Problem details: Check each line below for the word "tengigabitethernet" and give the number of lines that have it, nothing more.
═════ Supplied data
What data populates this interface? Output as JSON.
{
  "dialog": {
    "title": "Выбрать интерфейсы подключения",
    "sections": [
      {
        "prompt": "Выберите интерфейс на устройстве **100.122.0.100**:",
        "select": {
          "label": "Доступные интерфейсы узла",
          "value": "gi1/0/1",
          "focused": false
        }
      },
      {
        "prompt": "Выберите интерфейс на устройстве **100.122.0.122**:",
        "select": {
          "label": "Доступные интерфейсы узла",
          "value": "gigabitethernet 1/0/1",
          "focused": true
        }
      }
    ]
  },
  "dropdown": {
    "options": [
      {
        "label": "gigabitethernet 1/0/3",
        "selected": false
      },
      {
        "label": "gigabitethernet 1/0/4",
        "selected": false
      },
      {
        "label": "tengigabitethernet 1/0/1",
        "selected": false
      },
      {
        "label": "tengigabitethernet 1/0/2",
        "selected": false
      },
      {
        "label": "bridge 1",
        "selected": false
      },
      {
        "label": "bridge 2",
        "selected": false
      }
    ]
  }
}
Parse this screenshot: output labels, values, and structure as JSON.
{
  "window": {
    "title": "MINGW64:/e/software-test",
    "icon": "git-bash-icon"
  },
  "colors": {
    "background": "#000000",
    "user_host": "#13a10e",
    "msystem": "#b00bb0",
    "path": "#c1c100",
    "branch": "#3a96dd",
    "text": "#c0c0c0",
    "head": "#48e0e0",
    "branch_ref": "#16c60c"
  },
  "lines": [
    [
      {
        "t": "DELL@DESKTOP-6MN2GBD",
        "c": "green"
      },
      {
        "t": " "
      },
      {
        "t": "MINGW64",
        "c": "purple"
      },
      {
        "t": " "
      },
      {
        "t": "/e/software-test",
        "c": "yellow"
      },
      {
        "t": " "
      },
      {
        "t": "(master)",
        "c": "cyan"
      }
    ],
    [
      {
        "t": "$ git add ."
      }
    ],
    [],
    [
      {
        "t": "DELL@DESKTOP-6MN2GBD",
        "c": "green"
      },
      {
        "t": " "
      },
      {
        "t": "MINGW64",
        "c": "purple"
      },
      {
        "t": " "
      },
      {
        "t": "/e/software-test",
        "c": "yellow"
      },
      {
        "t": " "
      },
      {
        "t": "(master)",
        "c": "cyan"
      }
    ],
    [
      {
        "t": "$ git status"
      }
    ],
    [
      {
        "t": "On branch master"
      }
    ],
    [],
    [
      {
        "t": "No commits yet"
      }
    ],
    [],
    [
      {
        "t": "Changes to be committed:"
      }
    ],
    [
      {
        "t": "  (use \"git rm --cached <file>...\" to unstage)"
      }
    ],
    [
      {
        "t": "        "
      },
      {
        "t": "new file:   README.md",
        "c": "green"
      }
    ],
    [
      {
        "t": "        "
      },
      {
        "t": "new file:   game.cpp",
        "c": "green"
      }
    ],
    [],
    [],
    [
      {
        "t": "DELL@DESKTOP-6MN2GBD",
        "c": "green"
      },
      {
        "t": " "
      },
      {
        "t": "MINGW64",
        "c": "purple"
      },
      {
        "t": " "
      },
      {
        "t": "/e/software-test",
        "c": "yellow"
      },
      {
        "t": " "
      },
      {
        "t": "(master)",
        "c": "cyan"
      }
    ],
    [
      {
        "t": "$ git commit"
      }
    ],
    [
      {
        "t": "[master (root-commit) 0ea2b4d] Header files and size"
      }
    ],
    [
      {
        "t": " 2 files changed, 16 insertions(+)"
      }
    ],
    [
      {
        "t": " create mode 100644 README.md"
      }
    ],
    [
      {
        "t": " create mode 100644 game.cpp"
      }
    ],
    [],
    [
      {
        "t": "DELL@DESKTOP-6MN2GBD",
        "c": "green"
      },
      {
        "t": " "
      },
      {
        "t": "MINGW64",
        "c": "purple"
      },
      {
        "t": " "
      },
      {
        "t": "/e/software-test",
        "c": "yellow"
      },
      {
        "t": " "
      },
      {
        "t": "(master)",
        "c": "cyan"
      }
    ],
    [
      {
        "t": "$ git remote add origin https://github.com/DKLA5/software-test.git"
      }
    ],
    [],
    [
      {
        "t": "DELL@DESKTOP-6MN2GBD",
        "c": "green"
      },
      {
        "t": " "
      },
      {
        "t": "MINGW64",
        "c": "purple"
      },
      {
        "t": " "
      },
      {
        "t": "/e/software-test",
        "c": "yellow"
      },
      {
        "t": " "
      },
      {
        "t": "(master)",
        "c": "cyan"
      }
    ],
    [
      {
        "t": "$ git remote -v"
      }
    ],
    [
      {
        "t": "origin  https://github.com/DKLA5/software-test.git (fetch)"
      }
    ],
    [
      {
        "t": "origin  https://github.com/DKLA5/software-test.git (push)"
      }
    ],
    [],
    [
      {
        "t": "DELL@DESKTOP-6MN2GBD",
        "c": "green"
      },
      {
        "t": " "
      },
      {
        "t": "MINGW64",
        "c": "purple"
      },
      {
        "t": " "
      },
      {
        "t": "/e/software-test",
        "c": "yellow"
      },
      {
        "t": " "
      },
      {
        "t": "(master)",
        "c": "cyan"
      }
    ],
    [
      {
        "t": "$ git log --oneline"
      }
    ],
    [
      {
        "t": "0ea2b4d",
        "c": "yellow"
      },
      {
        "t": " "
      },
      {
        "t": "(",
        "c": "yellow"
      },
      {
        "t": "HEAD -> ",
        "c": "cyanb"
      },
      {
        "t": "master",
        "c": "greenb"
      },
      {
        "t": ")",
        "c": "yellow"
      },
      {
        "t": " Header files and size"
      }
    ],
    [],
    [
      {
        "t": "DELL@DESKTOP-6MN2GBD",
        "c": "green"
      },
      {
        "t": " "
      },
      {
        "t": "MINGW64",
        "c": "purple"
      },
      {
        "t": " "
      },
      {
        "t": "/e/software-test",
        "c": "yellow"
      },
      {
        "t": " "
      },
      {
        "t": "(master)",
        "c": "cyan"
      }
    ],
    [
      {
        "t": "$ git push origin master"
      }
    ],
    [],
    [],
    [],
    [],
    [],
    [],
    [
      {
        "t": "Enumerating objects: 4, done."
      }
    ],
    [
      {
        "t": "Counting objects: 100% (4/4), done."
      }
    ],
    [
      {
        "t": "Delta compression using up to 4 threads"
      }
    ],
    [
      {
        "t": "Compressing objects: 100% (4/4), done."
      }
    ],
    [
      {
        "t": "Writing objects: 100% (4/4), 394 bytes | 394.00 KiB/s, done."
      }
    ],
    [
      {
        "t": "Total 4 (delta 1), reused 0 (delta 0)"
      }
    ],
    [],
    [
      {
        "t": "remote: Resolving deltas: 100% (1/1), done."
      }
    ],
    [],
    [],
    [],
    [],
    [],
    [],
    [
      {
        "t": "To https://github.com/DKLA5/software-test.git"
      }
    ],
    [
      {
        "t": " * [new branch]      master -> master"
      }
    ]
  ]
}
══════════
Exercise result: 2